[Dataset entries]
▼

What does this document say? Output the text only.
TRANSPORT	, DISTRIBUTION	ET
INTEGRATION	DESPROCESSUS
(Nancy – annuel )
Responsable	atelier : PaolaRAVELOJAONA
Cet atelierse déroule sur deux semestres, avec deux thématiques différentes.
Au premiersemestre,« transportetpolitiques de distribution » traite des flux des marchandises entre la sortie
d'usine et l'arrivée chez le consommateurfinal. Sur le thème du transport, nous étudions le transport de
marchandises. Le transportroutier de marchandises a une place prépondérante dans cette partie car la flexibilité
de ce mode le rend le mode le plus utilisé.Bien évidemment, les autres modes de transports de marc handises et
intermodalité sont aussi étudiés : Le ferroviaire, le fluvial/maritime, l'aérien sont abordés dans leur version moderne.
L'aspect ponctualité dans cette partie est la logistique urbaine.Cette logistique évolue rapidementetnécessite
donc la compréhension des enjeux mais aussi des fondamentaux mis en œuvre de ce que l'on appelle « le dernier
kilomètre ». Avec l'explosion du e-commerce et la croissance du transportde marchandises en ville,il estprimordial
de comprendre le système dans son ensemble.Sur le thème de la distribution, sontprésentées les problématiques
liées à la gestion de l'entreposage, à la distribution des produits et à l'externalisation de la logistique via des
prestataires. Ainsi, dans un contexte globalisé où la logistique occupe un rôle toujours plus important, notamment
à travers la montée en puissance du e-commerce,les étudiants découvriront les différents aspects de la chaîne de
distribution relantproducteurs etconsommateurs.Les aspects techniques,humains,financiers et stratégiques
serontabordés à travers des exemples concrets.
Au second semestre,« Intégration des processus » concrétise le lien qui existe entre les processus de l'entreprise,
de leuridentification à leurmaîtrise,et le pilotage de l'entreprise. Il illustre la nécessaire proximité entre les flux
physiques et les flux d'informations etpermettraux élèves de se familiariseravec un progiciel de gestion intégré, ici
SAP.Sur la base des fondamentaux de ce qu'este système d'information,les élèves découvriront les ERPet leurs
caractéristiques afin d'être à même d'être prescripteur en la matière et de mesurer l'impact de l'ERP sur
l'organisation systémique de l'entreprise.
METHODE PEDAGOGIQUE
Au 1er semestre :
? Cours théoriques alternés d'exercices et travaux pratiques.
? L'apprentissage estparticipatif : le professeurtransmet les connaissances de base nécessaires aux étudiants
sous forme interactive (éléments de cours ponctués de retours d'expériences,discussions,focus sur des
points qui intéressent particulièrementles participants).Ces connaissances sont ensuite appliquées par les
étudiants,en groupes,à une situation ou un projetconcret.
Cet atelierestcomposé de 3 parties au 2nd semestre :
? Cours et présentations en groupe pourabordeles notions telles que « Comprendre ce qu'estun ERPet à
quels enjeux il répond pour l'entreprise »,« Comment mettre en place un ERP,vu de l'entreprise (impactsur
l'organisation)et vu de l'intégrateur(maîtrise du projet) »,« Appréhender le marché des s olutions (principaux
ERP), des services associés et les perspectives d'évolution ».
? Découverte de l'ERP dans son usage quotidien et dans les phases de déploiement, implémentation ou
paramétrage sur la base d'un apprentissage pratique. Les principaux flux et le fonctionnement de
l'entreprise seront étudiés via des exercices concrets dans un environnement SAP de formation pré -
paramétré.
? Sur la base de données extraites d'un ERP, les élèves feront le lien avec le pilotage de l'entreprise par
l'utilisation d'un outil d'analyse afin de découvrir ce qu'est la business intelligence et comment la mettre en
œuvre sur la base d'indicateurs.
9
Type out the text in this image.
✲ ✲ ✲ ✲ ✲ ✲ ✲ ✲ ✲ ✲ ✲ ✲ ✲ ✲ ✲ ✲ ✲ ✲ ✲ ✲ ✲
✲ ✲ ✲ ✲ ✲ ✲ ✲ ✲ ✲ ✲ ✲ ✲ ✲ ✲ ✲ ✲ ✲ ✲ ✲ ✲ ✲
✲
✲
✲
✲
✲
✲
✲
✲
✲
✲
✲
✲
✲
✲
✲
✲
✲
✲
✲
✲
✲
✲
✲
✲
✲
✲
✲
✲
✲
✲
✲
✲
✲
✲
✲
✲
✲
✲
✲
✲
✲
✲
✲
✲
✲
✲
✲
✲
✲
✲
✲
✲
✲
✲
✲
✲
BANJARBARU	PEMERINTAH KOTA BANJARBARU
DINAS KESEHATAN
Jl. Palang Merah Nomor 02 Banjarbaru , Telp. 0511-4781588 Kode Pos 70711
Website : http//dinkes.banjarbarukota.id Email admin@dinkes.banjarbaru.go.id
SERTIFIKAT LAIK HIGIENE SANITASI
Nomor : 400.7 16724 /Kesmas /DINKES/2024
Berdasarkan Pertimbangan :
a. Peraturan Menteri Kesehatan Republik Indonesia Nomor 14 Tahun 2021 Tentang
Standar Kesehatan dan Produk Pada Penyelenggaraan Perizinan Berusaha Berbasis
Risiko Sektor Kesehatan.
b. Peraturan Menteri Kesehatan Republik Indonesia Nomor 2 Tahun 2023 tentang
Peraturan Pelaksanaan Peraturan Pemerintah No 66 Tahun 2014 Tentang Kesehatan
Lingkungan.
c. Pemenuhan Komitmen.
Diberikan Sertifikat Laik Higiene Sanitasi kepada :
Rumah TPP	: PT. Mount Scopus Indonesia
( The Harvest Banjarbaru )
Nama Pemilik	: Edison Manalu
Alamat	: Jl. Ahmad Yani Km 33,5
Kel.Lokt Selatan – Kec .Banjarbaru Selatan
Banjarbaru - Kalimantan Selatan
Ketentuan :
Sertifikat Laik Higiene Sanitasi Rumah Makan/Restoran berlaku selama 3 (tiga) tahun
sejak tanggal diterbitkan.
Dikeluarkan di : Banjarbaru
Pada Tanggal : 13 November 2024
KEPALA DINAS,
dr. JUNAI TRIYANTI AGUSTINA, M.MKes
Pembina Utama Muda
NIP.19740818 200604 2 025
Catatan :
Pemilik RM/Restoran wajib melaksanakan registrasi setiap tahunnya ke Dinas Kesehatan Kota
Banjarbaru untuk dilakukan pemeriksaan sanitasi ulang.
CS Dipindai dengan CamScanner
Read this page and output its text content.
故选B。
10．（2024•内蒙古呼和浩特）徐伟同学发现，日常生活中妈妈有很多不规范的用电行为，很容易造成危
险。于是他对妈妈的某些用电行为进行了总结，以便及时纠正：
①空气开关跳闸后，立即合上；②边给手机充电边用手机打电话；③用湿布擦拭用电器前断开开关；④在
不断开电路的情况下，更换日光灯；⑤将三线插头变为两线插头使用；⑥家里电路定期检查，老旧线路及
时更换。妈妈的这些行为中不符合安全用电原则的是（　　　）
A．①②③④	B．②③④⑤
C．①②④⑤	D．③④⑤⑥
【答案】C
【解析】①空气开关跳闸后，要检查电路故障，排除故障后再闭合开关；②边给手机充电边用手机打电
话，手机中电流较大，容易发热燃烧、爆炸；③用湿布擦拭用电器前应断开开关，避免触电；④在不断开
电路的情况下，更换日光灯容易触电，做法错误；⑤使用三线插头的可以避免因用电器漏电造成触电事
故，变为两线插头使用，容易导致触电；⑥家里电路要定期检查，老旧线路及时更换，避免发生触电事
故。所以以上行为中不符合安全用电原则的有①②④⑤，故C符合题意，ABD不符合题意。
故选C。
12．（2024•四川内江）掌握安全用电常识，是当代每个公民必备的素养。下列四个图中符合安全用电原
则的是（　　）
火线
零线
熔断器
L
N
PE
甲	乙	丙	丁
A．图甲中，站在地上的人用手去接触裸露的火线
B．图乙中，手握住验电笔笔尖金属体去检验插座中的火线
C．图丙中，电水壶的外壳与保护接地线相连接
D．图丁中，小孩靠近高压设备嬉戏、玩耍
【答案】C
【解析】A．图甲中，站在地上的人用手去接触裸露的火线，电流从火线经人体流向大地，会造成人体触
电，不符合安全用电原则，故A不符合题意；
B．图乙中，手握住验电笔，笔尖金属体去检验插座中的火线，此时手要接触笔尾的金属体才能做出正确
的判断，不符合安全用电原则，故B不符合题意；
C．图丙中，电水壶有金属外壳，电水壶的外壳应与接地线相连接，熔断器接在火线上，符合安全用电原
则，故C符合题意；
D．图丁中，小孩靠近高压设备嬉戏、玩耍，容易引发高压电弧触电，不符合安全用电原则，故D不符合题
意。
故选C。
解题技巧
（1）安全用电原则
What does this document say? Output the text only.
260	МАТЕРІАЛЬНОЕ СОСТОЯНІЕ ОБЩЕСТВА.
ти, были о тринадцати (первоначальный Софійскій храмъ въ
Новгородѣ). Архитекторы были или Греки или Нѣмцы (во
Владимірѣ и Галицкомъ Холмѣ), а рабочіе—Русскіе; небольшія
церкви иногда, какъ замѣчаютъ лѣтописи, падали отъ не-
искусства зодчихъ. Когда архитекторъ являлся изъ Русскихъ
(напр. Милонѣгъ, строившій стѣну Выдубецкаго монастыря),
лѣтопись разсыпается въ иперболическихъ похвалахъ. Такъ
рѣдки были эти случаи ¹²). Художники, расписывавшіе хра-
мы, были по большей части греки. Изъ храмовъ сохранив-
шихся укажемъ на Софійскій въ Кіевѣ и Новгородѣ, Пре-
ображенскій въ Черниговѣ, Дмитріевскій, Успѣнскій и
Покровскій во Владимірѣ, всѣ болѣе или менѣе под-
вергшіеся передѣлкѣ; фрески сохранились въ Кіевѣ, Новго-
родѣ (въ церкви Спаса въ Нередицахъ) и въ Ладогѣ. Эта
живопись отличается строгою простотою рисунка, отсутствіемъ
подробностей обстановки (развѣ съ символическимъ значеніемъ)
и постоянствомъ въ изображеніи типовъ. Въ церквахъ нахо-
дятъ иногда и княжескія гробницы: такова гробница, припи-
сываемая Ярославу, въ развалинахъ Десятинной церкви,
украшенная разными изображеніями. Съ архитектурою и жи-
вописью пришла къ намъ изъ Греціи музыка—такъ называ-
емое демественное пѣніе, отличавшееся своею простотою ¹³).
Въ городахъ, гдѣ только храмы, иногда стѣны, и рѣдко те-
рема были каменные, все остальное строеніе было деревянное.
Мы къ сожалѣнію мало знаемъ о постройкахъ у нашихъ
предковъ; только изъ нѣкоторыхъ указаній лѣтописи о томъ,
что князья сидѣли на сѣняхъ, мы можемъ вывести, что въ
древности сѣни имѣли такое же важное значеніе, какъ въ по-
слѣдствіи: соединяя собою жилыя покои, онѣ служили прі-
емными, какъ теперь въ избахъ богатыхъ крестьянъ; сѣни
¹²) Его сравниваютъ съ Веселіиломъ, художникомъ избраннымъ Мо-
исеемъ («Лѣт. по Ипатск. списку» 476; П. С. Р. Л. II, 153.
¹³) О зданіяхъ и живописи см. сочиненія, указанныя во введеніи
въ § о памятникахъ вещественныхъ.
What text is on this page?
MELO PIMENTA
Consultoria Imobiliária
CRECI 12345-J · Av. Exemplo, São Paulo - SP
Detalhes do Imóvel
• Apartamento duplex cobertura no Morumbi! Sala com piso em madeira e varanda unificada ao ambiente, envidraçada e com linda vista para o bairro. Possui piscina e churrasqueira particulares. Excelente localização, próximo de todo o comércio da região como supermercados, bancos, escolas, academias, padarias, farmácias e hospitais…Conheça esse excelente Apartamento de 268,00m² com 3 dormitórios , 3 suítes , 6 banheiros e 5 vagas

▲

WHAT THE TASK REQUIRES »
Across the data, tally the lines containing "logistique" and give back the number alone.

OUTPUT FOR THIS EXERCISE »
3